■ **Aim of the task**: Reproduce the data exactly and drop any pictures it holds.

Recorded data
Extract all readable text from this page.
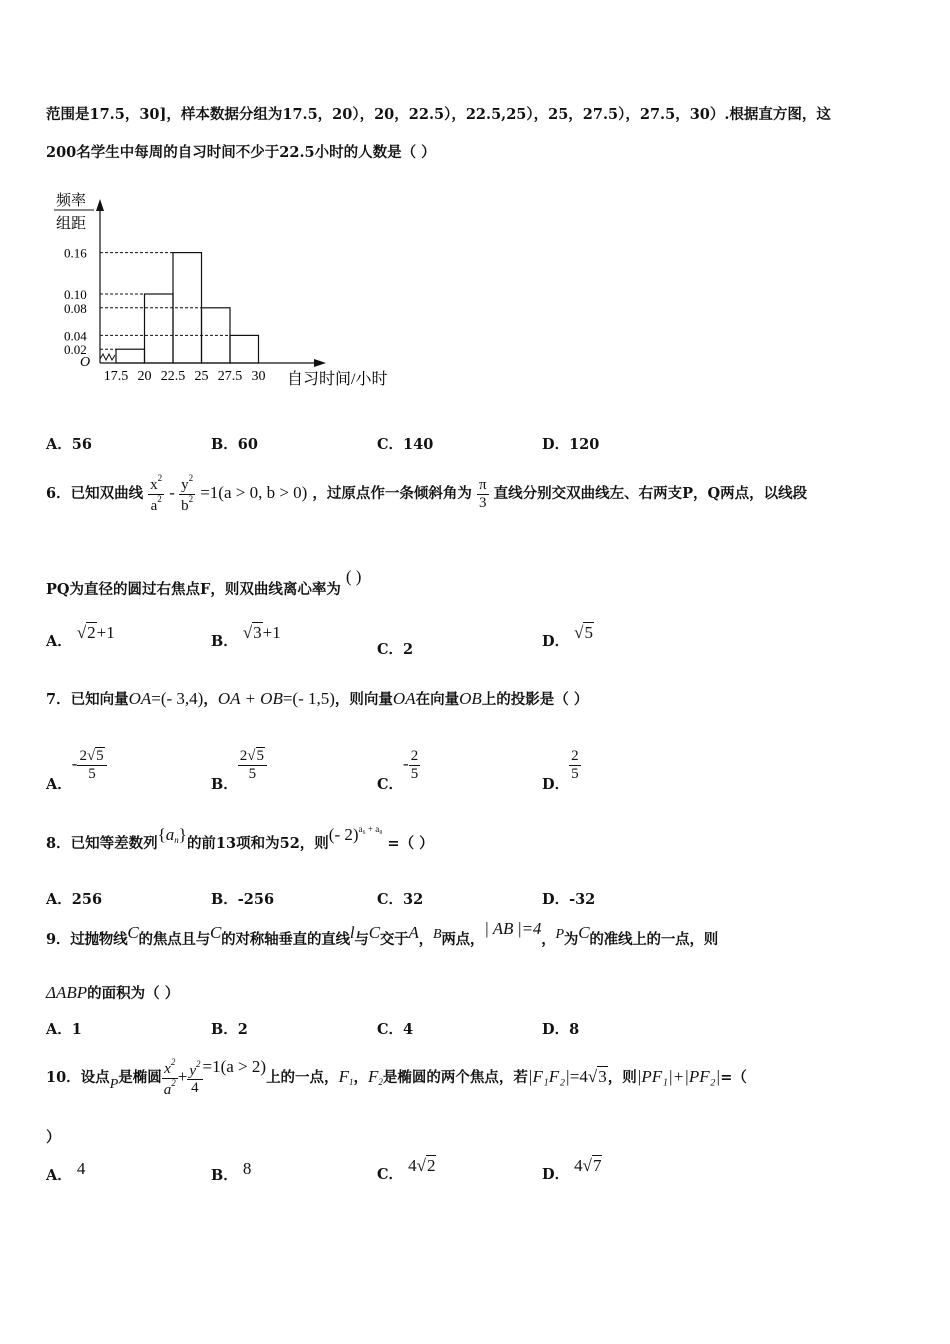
范围是17.5，30]，样本数据分组为17.5，20），20，22.5），22.5,25），25，27.5），27.5，30）.根据直方图，这
200名学生中每周的自习时间不少于22.5小时的人数是（ ）
频率
组距
O
0.02
0.04
0.08
0.10
0.16
17.5 20 22.5 25 27.5 30 自习时间/小时
A．56	B．60	C．140	D．120
6．已知双曲线 $\frac{x^2}{a^2} - \frac{y^2}{b^2} =1(a > 0$, b > 0) ，过原点作一条倾斜角为 $\frac{\pi}{3}$ 直线分别交双曲线左、右两支P，Q两点，以线段
PQ为直径的圆过右焦点F，则双曲线离心率为 ( )
A． √2+1	B． √3+1
C．2	D． √5
7．已知向量OA=(- 3,4)，OA + OB=(- 1,5)，则向量OA在向量OB上的投影是（ ）
A．- $\frac{2√5}{5}$
B．
$\frac{2√5}{5}$
C．- $\frac{2}{5}$
D．
$\frac{2}{5}$
8．已知等差数列$\{a_n\}$的前13项和为52，则(- 2)$^{a_6 + a_8}$ =（ ）
A．256	B．-256	C．32	D．-32
9．过抛物线C的焦点且与C的对称轴垂直的直线l与C交于A，B两点，| AB |=4，P为C的准线上的一点，则
ΔABP的面积为（ ）
A．1	B．2	C．4	D．8
10．设点P是椭圆 $\frac{x^2}{a^2} + \frac{y^2}{4} =1(a > 2)$上的一点，$F_1$，$F_2$是椭圆的两个焦点，若|F₁F₂|=4√3，则|PF₁|+|PF₂|=（
）
A． 4	B． 8	C． 4√2	D． 4√7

■ **In response**:
Extract all readable text from this page.
范围是17.5，30]，样本数据分组为17.5，20），20，22.5），22.5,25），25，27.5），27.5，30）.根据直方图，这
200名学生中每周的自习时间不少于22.5小时的人数是（ ）
频率
组距
O
0.02
0.04
0.08
0.10
0.16
17.5 20 22.5 25 27.5 30 自习时间/小时
A．56	B．60	C．140	D．120
6．已知双曲线 $\frac{x^2}{a^2} - \frac{y^2}{b^2} =1(a > 0$, b > 0) ，过原点作一条倾斜角为 $\frac{\pi}{3}$ 直线分别交双曲线左、右两支P，Q两点，以线段
PQ为直径的圆过右焦点F，则双曲线离心率为 ( )
A． √2+1	B． √3+1
C．2	D． √5
7．已知向量OA=(- 3,4)，OA + OB=(- 1,5)，则向量OA在向量OB上的投影是（ ）
A．- $\frac{2√5}{5}$
B．
$\frac{2√5}{5}$
C．- $\frac{2}{5}$
D．
$\frac{2}{5}$
8．已知等差数列$\{a_n\}$的前13项和为52，则(- 2)$^{a_6 + a_8}$ =（ ）
A．256	B．-256	C．32	D．-32
9．过抛物线C的焦点且与C的对称轴垂直的直线l与C交于A，B两点，| AB |=4，P为C的准线上的一点，则
ΔABP的面积为（ ）
A．1	B．2	C．4	D．8
10．设点P是椭圆 $\frac{x^2}{a^2} + \frac{y^2}{4} =1(a > 2)$上的一点，$F_1$，$F_2$是椭圆的两个焦点，若|F₁F₂|=4√3，则|PF₁|+|PF₂|=（
）
A． 4	B． 8	C． 4√2	D． 4√7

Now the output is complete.